— Start of GIVEN INFORMATION —

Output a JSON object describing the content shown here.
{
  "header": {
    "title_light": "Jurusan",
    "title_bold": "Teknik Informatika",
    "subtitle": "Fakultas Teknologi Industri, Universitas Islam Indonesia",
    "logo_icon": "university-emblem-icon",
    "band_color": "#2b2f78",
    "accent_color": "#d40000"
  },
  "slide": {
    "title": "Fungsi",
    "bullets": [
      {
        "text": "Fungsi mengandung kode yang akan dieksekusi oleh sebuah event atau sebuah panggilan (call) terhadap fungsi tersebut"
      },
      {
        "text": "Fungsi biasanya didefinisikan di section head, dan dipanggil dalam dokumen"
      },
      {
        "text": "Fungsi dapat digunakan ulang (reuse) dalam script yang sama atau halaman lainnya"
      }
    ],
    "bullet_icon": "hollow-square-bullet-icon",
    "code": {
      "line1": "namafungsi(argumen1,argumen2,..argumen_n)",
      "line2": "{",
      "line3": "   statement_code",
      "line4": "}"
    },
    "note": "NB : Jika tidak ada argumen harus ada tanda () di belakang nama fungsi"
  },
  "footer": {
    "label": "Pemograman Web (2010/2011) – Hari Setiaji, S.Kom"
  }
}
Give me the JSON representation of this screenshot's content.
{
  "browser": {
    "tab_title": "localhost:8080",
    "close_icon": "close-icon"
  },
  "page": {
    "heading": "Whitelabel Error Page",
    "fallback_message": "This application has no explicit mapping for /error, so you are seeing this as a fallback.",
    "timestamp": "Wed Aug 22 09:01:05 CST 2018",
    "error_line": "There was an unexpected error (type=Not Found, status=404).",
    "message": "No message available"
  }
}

— End of GIVEN INFORMATION —

EXERCISE BRIEF
Reproduce exactly, with nothing added, the lines from the one that contains "Give me the" to the end of the data.

OUTPUT OF THE EXERCISE
Give me the JSON representation of this screenshot's content.
{
  "browser": {
    "tab_title": "localhost:8080",
    "close_icon": "close-icon"
  },
  "page": {
    "heading": "Whitelabel Error Page",
    "fallback_message": "This application has no explicit mapping for /error, so you are seeing this as a fallback.",
    "timestamp": "Wed Aug 22 09:01:05 CST 2018",
    "error_line": "There was an unexpected error (type=Not Found, status=404).",
    "message": "No message available"
  }
}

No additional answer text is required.